§ **WHAT IS NEEDED**:
Reproduce all of the listing below without alteration.

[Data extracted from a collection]
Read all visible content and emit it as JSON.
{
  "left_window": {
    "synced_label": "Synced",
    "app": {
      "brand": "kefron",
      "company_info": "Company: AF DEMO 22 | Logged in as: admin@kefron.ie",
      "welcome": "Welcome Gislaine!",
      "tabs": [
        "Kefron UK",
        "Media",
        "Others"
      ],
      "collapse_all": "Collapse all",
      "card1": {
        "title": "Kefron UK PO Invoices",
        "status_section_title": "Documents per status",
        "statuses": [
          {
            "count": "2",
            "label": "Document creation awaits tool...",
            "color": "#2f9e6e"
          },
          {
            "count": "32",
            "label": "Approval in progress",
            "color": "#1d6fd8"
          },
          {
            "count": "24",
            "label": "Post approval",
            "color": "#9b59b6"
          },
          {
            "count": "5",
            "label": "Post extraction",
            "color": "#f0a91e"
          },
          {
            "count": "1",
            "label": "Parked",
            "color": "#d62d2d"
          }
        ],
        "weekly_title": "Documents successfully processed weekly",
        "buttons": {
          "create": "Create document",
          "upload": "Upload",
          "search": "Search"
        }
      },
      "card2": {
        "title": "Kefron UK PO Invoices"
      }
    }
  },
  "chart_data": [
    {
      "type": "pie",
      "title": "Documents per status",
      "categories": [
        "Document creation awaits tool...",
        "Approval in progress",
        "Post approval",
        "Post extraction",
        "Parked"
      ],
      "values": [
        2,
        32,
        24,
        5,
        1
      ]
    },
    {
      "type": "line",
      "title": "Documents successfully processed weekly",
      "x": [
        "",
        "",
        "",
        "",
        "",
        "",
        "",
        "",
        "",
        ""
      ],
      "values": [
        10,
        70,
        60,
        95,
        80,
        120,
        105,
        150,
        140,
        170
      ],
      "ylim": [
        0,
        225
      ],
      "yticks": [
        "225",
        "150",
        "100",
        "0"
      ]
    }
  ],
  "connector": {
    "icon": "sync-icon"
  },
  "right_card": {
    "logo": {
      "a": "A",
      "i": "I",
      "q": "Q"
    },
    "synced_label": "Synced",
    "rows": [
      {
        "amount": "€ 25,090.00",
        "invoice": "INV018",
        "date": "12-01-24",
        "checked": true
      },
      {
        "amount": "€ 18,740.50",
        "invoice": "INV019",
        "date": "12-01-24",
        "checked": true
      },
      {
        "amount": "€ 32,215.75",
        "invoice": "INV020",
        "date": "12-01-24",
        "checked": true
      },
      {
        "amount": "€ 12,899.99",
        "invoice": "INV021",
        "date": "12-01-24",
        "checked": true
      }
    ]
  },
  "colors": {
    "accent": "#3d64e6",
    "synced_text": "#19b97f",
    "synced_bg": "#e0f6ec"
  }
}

§ **TASK ANSWER**:
Read all visible content and emit it as JSON.
{
  "left_window": {
    "synced_label": "Synced",
    "app": {
      "brand": "kefron",
      "company_info": "Company: AF DEMO 22 | Logged in as: admin@kefron.ie",
      "welcome": "Welcome Gislaine!",
      "tabs": [
        "Kefron UK",
        "Media",
        "Others"
      ],
      "collapse_all": "Collapse all",
      "card1": {
        "title": "Kefron UK PO Invoices",
        "status_section_title": "Documents per status",
        "statuses": [
          {
            "count": "2",
            "label": "Document creation awaits tool...",
            "color": "#2f9e6e"
          },
          {
            "count": "32",
            "label": "Approval in progress",
            "color": "#1d6fd8"
          },
          {
            "count": "24",
            "label": "Post approval",
            "color": "#9b59b6"
          },
          {
            "count": "5",
            "label": "Post extraction",
            "color": "#f0a91e"
          },
          {
            "count": "1",
            "label": "Parked",
            "color": "#d62d2d"
          }
        ],
        "weekly_title": "Documents successfully processed weekly",
        "buttons": {
          "create": "Create document",
          "upload": "Upload",
          "search": "Search"
        }
      },
      "card2": {
        "title": "Kefron UK PO Invoices"
      }
    }
  },
  "chart_data": [
    {
      "type": "pie",
      "title": "Documents per status",
      "categories": [
        "Document creation awaits tool...",
        "Approval in progress",
        "Post approval",
        "Post extraction",
        "Parked"
      ],
      "values": [
        2,
        32,
        24,
        5,
        1
      ]
    },
    {
      "type": "line",
      "title": "Documents successfully processed weekly",
      "x": [
        "",
        "",
        "",
        "",
        "",
        "",
        "",
        "",
        "",
        ""
      ],
      "values": [
        10,
        70,
        60,
        95,
        80,
        120,
        105,
        150,
        140,
        170
      ],
      "ylim": [
        0,
        225
      ],
      "yticks": [
        "225",
        "150",
        "100",
        "0"
      ]
    }
  ],
  "connector": {
    "icon": "sync-icon"
  },
  "right_card": {
    "logo": {
      "a": "A",
      "i": "I",
      "q": "Q"
    },
    "synced_label": "Synced",
    "rows": [
      {
        "amount": "€ 25,090.00",
        "invoice": "INV018",
        "date": "12-01-24",
        "checked": true
      },
      {
        "amount": "€ 18,740.50",
        "invoice": "INV019",
        "date": "12-01-24",
        "checked": true
      },
      {
        "amount": "€ 32,215.75",
        "invoice": "INV020",
        "date": "12-01-24",
        "checked": true
      },
      {
        "amount": "€ 12,899.99",
        "invoice": "INV021",
        "date": "12-01-24",
        "checked": true
      }
    ]
  },
  "colors": {
    "accent": "#3d64e6",
    "synced_text": "#19b97f",
    "synced_bg": "#e0f6ec"
  }
}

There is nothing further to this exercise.